> [Work required]: Reproduce each line bearing the word "nLIN".

* * * * * * *

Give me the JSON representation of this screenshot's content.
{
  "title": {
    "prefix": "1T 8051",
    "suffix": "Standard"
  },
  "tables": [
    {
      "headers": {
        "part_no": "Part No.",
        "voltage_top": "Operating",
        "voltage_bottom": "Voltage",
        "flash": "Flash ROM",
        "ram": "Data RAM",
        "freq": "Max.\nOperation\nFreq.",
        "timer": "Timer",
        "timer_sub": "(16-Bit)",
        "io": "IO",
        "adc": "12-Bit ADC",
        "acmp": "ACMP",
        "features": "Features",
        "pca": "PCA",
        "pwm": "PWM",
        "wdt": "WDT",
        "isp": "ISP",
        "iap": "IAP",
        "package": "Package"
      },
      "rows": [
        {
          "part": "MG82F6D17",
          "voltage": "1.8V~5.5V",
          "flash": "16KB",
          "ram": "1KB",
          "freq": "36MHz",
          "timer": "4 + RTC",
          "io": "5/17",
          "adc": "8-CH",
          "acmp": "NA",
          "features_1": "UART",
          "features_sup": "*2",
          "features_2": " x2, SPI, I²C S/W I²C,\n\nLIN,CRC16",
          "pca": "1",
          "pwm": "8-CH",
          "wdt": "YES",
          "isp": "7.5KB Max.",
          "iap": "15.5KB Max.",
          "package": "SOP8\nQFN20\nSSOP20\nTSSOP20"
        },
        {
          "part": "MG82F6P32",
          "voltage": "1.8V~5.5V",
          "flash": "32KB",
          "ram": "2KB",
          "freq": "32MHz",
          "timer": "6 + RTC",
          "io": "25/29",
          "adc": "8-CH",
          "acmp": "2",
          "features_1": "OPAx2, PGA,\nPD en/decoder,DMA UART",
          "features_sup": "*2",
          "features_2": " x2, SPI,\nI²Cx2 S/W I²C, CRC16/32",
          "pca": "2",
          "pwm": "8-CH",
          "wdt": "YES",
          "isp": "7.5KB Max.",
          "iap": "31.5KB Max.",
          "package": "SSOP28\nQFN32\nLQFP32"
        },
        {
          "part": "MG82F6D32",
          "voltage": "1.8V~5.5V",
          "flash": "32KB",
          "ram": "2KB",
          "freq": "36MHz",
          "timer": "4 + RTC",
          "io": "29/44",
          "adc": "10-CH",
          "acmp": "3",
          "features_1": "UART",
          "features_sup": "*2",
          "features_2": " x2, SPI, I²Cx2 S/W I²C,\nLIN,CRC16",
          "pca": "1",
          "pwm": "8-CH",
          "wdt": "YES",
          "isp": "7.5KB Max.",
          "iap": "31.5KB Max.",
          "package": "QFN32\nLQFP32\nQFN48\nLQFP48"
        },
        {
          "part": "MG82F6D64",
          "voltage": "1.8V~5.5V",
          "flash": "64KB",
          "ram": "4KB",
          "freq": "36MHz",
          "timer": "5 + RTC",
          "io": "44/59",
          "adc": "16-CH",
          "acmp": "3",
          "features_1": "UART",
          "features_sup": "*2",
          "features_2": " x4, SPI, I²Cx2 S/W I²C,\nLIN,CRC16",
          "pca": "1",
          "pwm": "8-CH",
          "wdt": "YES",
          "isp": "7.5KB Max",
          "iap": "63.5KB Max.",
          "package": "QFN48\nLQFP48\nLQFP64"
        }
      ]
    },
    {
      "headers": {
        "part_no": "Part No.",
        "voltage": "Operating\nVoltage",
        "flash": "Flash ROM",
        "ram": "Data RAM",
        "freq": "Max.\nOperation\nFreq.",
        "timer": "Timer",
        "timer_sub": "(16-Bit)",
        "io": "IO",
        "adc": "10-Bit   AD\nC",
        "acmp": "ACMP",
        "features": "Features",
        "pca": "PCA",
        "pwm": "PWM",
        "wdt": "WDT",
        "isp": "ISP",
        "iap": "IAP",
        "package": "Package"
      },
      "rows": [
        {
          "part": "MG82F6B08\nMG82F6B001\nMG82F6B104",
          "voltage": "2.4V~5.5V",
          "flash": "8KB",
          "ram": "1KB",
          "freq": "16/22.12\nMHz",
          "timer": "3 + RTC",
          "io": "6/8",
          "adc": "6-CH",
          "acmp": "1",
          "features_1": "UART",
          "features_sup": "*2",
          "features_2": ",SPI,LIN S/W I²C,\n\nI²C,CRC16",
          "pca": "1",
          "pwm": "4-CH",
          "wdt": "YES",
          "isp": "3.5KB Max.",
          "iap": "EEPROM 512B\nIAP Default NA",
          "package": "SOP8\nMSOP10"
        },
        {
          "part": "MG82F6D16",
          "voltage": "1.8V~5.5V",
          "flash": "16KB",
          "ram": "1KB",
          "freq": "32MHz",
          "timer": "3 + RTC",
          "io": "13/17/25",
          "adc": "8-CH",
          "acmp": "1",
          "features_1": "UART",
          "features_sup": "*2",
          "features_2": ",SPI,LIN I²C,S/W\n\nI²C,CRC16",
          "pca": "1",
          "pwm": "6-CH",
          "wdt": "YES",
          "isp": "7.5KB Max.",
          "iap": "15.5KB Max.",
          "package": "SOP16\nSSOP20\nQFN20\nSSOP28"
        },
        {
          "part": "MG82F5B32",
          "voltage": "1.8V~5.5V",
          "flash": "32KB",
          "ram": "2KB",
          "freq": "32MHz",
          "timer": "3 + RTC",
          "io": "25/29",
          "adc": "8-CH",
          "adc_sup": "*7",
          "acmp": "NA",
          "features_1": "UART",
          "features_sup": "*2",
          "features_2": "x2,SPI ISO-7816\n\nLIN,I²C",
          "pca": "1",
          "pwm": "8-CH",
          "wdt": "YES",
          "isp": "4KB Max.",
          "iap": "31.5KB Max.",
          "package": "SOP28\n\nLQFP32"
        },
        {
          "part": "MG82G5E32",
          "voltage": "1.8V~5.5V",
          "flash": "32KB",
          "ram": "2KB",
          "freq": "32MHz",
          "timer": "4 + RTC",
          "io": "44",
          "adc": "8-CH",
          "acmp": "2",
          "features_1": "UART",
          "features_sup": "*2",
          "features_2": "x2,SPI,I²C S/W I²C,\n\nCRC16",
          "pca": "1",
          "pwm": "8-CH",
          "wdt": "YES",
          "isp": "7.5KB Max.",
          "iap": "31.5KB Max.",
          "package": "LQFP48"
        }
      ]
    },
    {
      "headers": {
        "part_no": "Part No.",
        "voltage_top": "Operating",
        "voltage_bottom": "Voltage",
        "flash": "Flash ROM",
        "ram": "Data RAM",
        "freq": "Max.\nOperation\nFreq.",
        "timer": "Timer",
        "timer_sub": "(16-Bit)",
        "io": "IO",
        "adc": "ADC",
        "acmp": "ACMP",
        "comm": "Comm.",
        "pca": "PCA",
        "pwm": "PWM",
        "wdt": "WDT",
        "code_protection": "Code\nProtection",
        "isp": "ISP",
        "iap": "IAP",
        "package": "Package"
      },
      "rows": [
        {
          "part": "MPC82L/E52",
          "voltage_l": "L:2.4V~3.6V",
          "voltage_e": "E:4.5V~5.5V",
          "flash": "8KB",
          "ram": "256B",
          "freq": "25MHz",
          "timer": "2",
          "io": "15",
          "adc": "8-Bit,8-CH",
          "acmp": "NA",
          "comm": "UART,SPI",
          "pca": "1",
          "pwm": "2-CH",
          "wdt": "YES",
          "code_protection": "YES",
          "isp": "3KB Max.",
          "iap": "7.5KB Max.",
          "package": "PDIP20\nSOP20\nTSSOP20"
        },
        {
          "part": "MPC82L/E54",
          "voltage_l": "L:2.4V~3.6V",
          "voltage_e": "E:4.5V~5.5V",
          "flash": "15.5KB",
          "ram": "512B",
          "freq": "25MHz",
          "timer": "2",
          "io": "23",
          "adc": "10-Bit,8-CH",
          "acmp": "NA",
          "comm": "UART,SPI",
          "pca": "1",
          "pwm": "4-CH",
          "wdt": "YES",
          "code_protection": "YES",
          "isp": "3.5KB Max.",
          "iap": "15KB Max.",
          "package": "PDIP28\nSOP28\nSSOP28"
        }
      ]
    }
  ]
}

* * * * * * *

> [The output]:
          "features_2": " x2, SPI, I²C S/W I²C,\n\nLIN,CRC16",
          "features_2": " x2, SPI, I²Cx2 S/W I²C,\nLIN,CRC16",
          "features_2": " x4, SPI, I²Cx2 S/W I²C,\nLIN,CRC16",
          "features_2": "x2,SPI ISO-7816\n\nLIN,I²C",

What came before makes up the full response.